-- START Material to process --

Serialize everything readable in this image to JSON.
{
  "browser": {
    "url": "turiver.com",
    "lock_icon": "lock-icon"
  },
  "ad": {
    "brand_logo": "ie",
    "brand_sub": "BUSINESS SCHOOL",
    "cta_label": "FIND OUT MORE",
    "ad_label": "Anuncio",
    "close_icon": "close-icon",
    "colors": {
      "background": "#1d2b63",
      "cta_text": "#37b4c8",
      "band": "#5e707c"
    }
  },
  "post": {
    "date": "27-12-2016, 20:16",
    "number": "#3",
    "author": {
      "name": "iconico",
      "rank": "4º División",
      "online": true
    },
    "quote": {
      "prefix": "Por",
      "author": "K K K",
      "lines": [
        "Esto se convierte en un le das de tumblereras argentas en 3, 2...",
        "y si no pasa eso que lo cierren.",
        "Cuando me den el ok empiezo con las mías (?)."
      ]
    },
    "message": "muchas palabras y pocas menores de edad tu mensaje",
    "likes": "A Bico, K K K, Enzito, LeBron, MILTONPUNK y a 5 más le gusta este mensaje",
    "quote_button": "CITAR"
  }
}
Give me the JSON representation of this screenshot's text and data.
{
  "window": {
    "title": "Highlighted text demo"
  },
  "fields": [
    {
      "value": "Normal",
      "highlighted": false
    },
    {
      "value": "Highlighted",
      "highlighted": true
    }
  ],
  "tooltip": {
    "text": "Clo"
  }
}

-- END Material to process --

Objective: Write out the complete set of records exactly as given.

Output for this task:
Serialize everything readable in this image to JSON.
{
  "browser": {
    "url": "turiver.com",
    "lock_icon": "lock-icon"
  },
  "ad": {
    "brand_logo": "ie",
    "brand_sub": "BUSINESS SCHOOL",
    "cta_label": "FIND OUT MORE",
    "ad_label": "Anuncio",
    "close_icon": "close-icon",
    "colors": {
      "background": "#1d2b63",
      "cta_text": "#37b4c8",
      "band": "#5e707c"
    }
  },
  "post": {
    "date": "27-12-2016, 20:16",
    "number": "#3",
    "author": {
      "name": "iconico",
      "rank": "4º División",
      "online": true
    },
    "quote": {
      "prefix": "Por",
      "author": "K K K",
      "lines": [
        "Esto se convierte en un le das de tumblereras argentas en 3, 2...",
        "y si no pasa eso que lo cierren.",
        "Cuando me den el ok empiezo con las mías (?)."
      ]
    },
    "message": "muchas palabras y pocas menores de edad tu mensaje",
    "likes": "A Bico, K K K, Enzito, LeBron, MILTONPUNK y a 5 más le gusta este mensaje",
    "quote_button": "CITAR"
  }
}
Give me the JSON representation of this screenshot's text and data.
{
  "window": {
    "title": "Highlighted text demo"
  },
  "fields": [
    {
      "value": "Normal",
      "highlighted": false
    },
    {
      "value": "Highlighted",
      "highlighted": true
    }
  ],
  "tooltip": {
    "text": "Clo"
  }
}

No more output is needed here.